Written task => Write out all the data again, exactly as it stands.

## START Extracted material

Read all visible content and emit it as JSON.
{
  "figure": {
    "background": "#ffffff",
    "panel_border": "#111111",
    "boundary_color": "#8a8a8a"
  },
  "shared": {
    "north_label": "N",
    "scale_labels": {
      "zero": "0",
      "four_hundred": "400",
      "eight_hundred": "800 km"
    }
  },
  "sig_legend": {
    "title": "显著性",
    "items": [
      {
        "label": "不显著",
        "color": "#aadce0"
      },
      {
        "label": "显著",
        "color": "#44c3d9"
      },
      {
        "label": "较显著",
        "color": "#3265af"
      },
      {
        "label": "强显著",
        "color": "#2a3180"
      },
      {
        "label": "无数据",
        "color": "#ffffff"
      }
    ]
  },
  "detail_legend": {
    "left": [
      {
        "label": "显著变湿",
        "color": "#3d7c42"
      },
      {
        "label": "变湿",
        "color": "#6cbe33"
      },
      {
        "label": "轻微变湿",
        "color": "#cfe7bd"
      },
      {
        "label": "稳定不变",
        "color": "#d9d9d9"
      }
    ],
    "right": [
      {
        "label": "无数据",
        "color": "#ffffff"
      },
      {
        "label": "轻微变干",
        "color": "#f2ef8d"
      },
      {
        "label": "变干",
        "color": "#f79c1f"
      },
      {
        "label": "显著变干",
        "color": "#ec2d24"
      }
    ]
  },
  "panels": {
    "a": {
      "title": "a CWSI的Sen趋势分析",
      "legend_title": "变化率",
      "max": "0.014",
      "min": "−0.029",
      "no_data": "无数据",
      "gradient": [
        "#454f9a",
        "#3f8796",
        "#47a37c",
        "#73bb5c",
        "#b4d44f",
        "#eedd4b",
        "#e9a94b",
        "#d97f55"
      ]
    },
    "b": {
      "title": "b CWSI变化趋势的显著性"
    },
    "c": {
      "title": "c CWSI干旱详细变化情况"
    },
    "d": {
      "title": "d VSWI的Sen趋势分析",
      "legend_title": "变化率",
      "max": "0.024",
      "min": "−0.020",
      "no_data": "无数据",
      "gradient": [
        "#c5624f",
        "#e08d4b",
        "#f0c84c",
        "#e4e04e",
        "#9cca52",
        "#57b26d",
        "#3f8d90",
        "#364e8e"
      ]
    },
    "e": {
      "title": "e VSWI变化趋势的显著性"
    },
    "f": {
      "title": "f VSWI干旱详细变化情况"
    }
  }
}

## END Extracted material

Solution for this task =>
Read all visible content and emit it as JSON.
{
  "figure": {
    "background": "#ffffff",
    "panel_border": "#111111",
    "boundary_color": "#8a8a8a"
  },
  "shared": {
    "north_label": "N",
    "scale_labels": {
      "zero": "0",
      "four_hundred": "400",
      "eight_hundred": "800 km"
    }
  },
  "sig_legend": {
    "title": "显著性",
    "items": [
      {
        "label": "不显著",
        "color": "#aadce0"
      },
      {
        "label": "显著",
        "color": "#44c3d9"
      },
      {
        "label": "较显著",
        "color": "#3265af"
      },
      {
        "label": "强显著",
        "color": "#2a3180"
      },
      {
        "label": "无数据",
        "color": "#ffffff"
      }
    ]
  },
  "detail_legend": {
    "left": [
      {
        "label": "显著变湿",
        "color": "#3d7c42"
      },
      {
        "label": "变湿",
        "color": "#6cbe33"
      },
      {
        "label": "轻微变湿",
        "color": "#cfe7bd"
      },
      {
        "label": "稳定不变",
        "color": "#d9d9d9"
      }
    ],
    "right": [
      {
        "label": "无数据",
        "color": "#ffffff"
      },
      {
        "label": "轻微变干",
        "color": "#f2ef8d"
      },
      {
        "label": "变干",
        "color": "#f79c1f"
      },
      {
        "label": "显著变干",
        "color": "#ec2d24"
      }
    ]
  },
  "panels": {
    "a": {
      "title": "a CWSI的Sen趋势分析",
      "legend_title": "变化率",
      "max": "0.014",
      "min": "−0.029",
      "no_data": "无数据",
      "gradient": [
        "#454f9a",
        "#3f8796",
        "#47a37c",
        "#73bb5c",
        "#b4d44f",
        "#eedd4b",
        "#e9a94b",
        "#d97f55"
      ]
    },
    "b": {
      "title": "b CWSI变化趋势的显著性"
    },
    "c": {
      "title": "c CWSI干旱详细变化情况"
    },
    "d": {
      "title": "d VSWI的Sen趋势分析",
      "legend_title": "变化率",
      "max": "0.024",
      "min": "−0.020",
      "no_data": "无数据",
      "gradient": [
        "#c5624f",
        "#e08d4b",
        "#f0c84c",
        "#e4e04e",
        "#9cca52",
        "#57b26d",
        "#3f8d90",
        "#364e8e"
      ]
    },
    "e": {
      "title": "e VSWI变化趋势的显著性"
    },
    "f": {
      "title": "f VSWI干旱详细变化情况"
    }
  }
}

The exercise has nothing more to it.